● Data to process:
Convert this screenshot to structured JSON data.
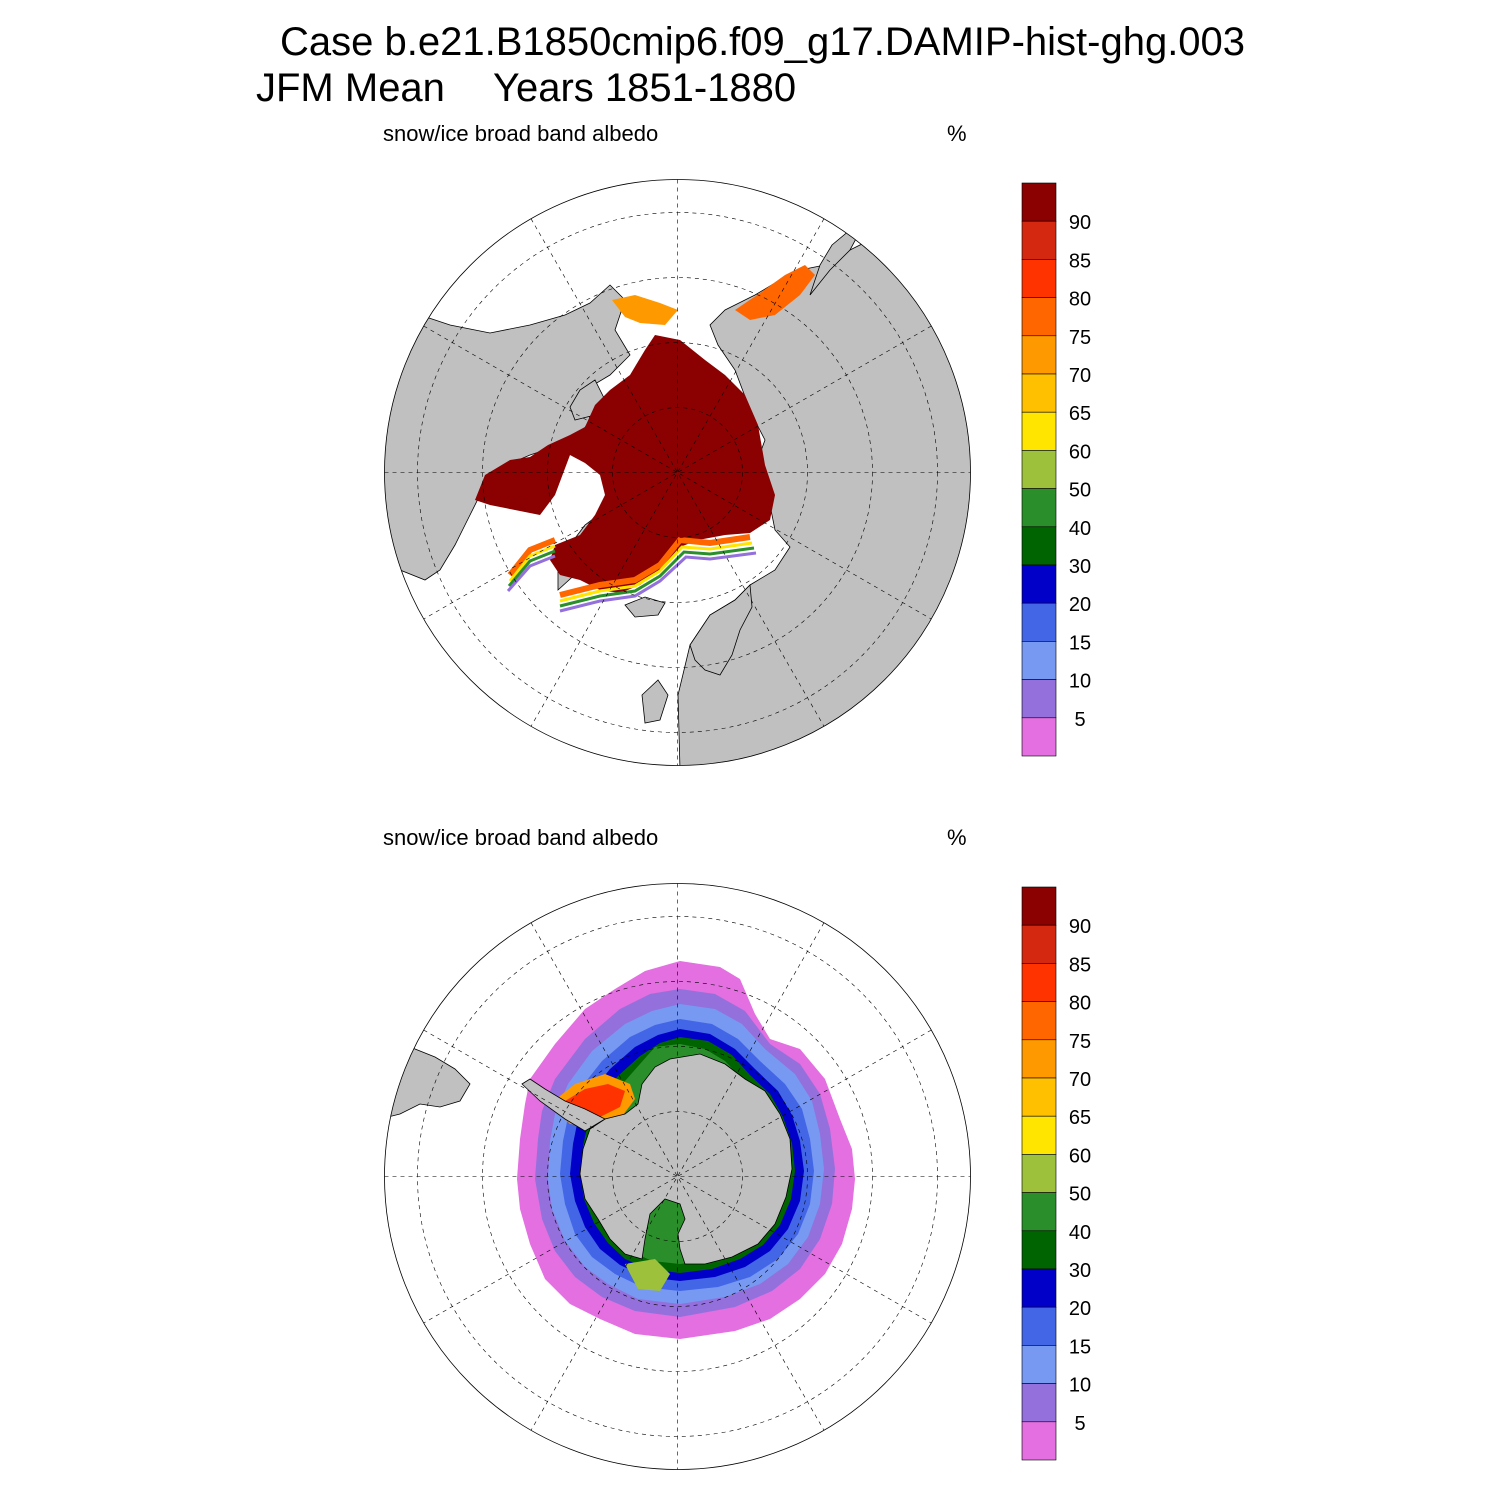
{
  "header": {
    "case_line": "Case b.e21.B1850cmip6.f09_g17.DAMIP-hist-ghg.003",
    "season": "JFM Mean",
    "years": "Years 1851-1880"
  },
  "panels": [
    {
      "id": "north",
      "hemisphere": "north",
      "variable": "snow/ice broad band albedo",
      "units": "%"
    },
    {
      "id": "south",
      "hemisphere": "south",
      "variable": "snow/ice broad band albedo",
      "units": "%"
    }
  ],
  "colorbar": {
    "tick_labels": [
      "90",
      "85",
      "80",
      "75",
      "70",
      "65",
      "60",
      "50",
      "40",
      "30",
      "20",
      "15",
      "10",
      "5"
    ],
    "colors_top_to_bottom": [
      "#8b0000",
      "#d42910",
      "#ff3300",
      "#ff6600",
      "#ff9900",
      "#ffc000",
      "#ffe500",
      "#9dc13a",
      "#2a8f2a",
      "#006400",
      "#0000c8",
      "#4266e6",
      "#7799f2",
      "#9370db",
      "#e36fe0"
    ]
  },
  "colors": {
    "land": "#c0c0c0",
    "ocean": "#ffffff",
    "ice_max": "#8b0000"
  }
}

● Exercise:
Can the entries above be repeated exactly, without their pictures?

● Solution to this problem:
Convert this screenshot to structured JSON data.
{
  "header": {
    "case_line": "Case b.e21.B1850cmip6.f09_g17.DAMIP-hist-ghg.003",
    "season": "JFM Mean",
    "years": "Years 1851-1880"
  },
  "panels": [
    {
      "id": "north",
      "hemisphere": "north",
      "variable": "snow/ice broad band albedo",
      "units": "%"
    },
    {
      "id": "south",
      "hemisphere": "south",
      "variable": "snow/ice broad band albedo",
      "units": "%"
    }
  ],
  "colorbar": {
    "tick_labels": [
      "90",
      "85",
      "80",
      "75",
      "70",
      "65",
      "60",
      "50",
      "40",
      "30",
      "20",
      "15",
      "10",
      "5"
    ],
    "colors_top_to_bottom": [
      "#8b0000",
      "#d42910",
      "#ff3300",
      "#ff6600",
      "#ff9900",
      "#ffc000",
      "#ffe500",
      "#9dc13a",
      "#2a8f2a",
      "#006400",
      "#0000c8",
      "#4266e6",
      "#7799f2",
      "#9370db",
      "#e36fe0"
    ]
  },
  "colors": {
    "land": "#c0c0c0",
    "ocean": "#ffffff",
    "ice_max": "#8b0000"
  }
}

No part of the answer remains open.